== Supplied text ==

1. To evaluate the predictions by comparing it with the real values, global and local meteorological lines and investigate residuals.
    
    `pred_inputs` determines the dataframe that is gonna be used for prediction and evaluation.  Using the `all_preds` dataframe from the `model` class (here, *est_class*) that contains all the predictions and choosing the needed variables that are needed for first stage models (here, *CooX, CooY, CooZ*) as `pred_inputs`, the `predict` function will estimate the stage 2 models (for *iso_18* and *iso_2h*). calling `isotopes_meteoline_plot` from `plots` class, creates the isotope meteoric line  and residuals plots. Note that to execute `isotopes_meteoline_plot` for evaluation correctly, the `pred_inputs` dataframe have to include *ID* and *month* fields (which by default is created already in `all_preds` dataframe). `obs_data` and `residplot` have to be set to `True` since the `pred_inputs` contains observed data and we desire to have the residuals plots.

2. To generate predictions in desired spatio temporal scenarios (As an example, to make a map of the points in an specific month)

    `pred_inputs` is the input dataframe that includes the needed variables that are needed for first stage models (here, *CooX, CooY, CooZ*). There is no need to *ID* and *month* fields since the points are not observation points. The `predict` function will estimate the stage 2 models (for *iso_18* and *iso_2h*). Calling `isotopes_meteoline_plot` from `plots` class, creates the isotope meteorological line plots, plotting all the estimations for `pred_inputs` points.

It is possible to generate the maps of the area in each month for desired features using `map_generator` method. The *ev_class_map* which is the evaluation class containing the predictions in desired points, identifies the points that will be included in the generated maps. By identifing a shape file, it is possible to add a background shape file to the .png maps. Defining the *observed_class_list* will result in showing the points that the data are measured on the map.

In [None]:

dir_outs=r"directory"

#to predict in points of observed data:
#determine the points with needed features (from the model class)
pred_inputs=est_class.all_preds[["CooX","CooY","CooZ","month","ID"]].reset_index()

ev_class_obs=evaluation()
ev_class_obs.predict(est_class,pred_inputs=pred_inputs,direc=join(dir_outs,"preds_obs"))

#to compare 2 isotopes, resodual plots and meteoric lines :                     
plots.isotopes_meteoline_plot(ev_class_obs,est_class,iso_18=iso_18,iso_2h=iso_2h,var_list=['iso_18','iso_2h'],obs_data=True,residplot=True)
       
                     
#to predict in points to generate maps: (no observations)
#read points:
data_file = join(dir_inp,"x_y_z.xls")
pred_inputs_map=pd.read_excel(data_file,sheet_name="x_y_z",header=0,index_col=False,keep_default_na=True)
                     
ev_class_map=evaluation()
ev_class_map.predict(est_class,pred_inputs=pred_inputs_map,direc=join(dir_outs,"preds_map"))
#to compare 2 isotopes and meteoric lines:       
plots.isotopes_meteoline_plot(ev_class_map,est_class,var_list=['iso_18','iso_2h'])

# To generate the maps

opt_title_list=["Precipitation (mm)","Relative Humidity (%)", "Temperature ($^\circ$C)", f'\N{GREEK SMALL LETTER DELTA}\N{SUPERSCRIPT ONE}\N{SUPERSCRIPT EIGHT}O'+'(\u2030 VSMOW)']
feat_list=["prc","hmd","tmp","iso_18"]
observed_class_list=[preped_prc,preped_hmd,preped_tmp,prep_st2_iso1]

# to create .pngs with a shape file and an HTML interactive map
shp_file=r"directory of the shape files"

===
== Dataset excerpts ==

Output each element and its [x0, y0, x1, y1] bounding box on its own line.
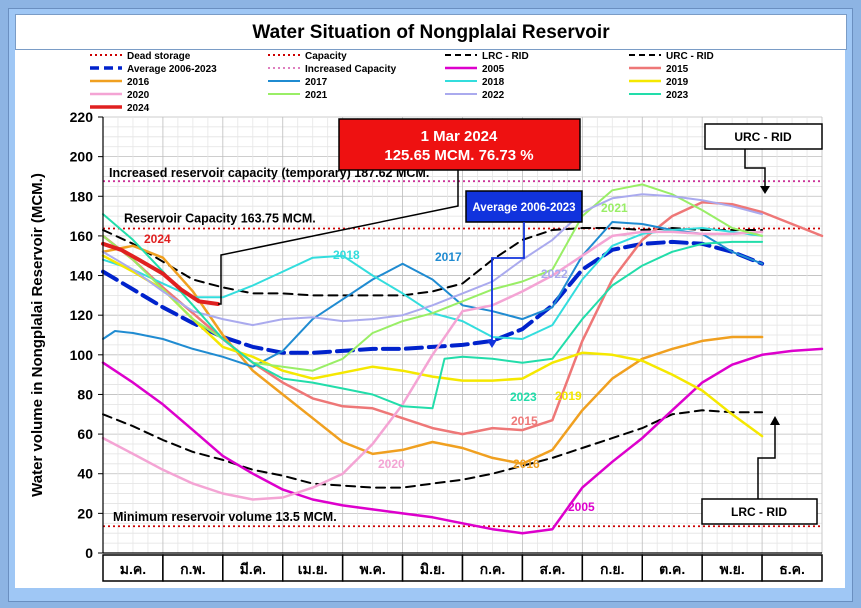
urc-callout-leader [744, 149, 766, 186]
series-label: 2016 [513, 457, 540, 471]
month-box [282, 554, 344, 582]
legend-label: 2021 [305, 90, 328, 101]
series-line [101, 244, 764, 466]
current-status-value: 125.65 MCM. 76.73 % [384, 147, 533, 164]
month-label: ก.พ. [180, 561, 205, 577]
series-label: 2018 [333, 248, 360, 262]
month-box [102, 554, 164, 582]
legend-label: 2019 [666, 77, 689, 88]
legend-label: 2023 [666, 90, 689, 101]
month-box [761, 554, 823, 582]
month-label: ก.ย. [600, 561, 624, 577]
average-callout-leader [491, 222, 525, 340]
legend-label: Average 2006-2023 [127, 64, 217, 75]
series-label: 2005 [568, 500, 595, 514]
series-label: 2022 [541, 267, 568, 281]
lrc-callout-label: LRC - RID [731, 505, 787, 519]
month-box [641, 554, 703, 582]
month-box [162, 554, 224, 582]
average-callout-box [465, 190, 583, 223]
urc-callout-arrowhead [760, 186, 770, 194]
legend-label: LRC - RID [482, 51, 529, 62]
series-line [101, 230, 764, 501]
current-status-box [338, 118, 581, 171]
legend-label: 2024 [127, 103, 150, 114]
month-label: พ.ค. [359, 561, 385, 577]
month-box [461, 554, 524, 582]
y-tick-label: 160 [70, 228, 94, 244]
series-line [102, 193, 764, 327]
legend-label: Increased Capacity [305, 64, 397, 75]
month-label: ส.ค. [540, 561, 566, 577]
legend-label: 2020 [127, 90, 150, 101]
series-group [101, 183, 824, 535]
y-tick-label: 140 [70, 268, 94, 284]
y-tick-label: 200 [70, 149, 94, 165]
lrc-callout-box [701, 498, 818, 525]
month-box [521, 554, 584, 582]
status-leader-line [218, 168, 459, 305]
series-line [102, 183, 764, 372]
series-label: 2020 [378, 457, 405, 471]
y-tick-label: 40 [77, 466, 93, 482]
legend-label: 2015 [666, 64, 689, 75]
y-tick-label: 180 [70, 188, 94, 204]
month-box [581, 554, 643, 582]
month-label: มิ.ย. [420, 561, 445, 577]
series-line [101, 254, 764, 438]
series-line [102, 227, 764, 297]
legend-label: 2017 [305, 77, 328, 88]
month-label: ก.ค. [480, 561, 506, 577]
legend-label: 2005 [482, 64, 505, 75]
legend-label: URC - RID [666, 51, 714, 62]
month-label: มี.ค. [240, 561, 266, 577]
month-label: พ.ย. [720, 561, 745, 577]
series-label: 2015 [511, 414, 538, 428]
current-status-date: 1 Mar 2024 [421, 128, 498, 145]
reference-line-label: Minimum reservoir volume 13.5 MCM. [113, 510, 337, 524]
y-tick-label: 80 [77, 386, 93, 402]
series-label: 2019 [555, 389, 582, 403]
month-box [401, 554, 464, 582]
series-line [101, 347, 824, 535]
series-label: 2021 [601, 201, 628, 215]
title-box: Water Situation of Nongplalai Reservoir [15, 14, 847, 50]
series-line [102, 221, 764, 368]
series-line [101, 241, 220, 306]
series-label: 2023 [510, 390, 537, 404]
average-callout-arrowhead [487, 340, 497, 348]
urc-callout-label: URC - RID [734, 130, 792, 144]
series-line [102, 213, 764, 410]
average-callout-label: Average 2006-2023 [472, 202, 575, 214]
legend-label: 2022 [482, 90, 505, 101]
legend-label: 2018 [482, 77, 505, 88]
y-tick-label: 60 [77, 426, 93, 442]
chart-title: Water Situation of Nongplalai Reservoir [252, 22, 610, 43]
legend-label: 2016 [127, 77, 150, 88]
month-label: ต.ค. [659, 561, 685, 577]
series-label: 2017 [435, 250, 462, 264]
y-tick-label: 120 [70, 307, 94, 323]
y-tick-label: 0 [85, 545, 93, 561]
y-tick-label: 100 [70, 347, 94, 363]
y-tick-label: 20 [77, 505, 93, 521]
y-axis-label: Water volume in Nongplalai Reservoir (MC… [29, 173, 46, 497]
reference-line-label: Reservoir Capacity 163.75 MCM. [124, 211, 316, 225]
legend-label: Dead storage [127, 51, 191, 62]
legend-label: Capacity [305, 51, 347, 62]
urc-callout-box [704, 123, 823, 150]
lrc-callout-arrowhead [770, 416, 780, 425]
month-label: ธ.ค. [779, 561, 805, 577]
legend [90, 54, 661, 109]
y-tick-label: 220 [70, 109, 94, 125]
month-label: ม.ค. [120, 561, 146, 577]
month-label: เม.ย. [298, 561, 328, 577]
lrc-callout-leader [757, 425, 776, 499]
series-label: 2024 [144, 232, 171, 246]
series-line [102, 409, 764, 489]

===
== Dataset excerpts ==

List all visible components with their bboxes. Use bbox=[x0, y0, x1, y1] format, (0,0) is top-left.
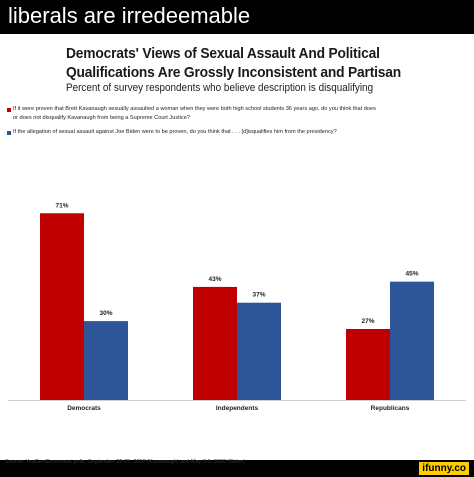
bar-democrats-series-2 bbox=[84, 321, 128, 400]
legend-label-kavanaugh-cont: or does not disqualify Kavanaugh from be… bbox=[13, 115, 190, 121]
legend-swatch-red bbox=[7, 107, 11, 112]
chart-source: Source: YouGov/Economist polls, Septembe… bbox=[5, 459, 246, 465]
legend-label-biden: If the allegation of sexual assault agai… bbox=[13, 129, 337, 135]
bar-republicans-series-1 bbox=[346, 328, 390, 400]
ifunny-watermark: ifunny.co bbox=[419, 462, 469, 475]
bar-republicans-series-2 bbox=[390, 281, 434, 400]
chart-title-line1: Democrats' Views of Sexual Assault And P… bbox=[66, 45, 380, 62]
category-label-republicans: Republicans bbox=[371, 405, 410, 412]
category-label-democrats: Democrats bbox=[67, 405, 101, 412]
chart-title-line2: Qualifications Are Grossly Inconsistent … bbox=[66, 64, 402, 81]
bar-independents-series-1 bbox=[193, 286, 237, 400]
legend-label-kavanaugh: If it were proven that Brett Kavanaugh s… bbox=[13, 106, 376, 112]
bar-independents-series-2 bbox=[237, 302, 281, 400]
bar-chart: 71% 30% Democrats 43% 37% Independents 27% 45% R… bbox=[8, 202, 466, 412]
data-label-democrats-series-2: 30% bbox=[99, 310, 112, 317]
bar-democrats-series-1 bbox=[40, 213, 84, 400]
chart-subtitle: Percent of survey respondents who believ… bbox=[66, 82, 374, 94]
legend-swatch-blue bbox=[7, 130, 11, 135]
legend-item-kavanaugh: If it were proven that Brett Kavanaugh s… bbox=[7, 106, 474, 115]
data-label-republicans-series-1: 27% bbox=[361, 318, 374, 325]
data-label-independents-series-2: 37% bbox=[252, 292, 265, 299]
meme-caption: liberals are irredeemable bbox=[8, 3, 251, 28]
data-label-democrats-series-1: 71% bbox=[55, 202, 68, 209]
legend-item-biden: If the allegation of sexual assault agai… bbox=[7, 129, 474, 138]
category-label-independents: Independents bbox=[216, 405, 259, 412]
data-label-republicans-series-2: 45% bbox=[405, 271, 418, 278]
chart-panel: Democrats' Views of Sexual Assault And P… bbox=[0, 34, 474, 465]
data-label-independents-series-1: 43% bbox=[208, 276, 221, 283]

===

» Work to do
Return the part of the text on isotope predictions between "It is possible to generate" and "ev_class_obs=evaluation()", inclusive, copied word for word. The records are separate material, unconnected to the text on isotope predictions.

» Result
It is possible to generate the maps of the area in each month for desired features using `map_generator` method. The *ev_class_map* which is the evaluation class containing the predictions in desired points, identifies the points that will be included in the generated maps. By identifing a shape file, it is possible to add a background shape file to the .png maps. Defining the *observed_class_list* will result in showing the points that the data are measured on the map.

In [None]:

dir_outs=r"directory"

#to predict in points of observed data:
#determine the points with needed features (from the model class)
pred_inputs=est_class.all_preds[["CooX","CooY","CooZ","month","ID"]].reset_index()

ev_class_obs=evaluation()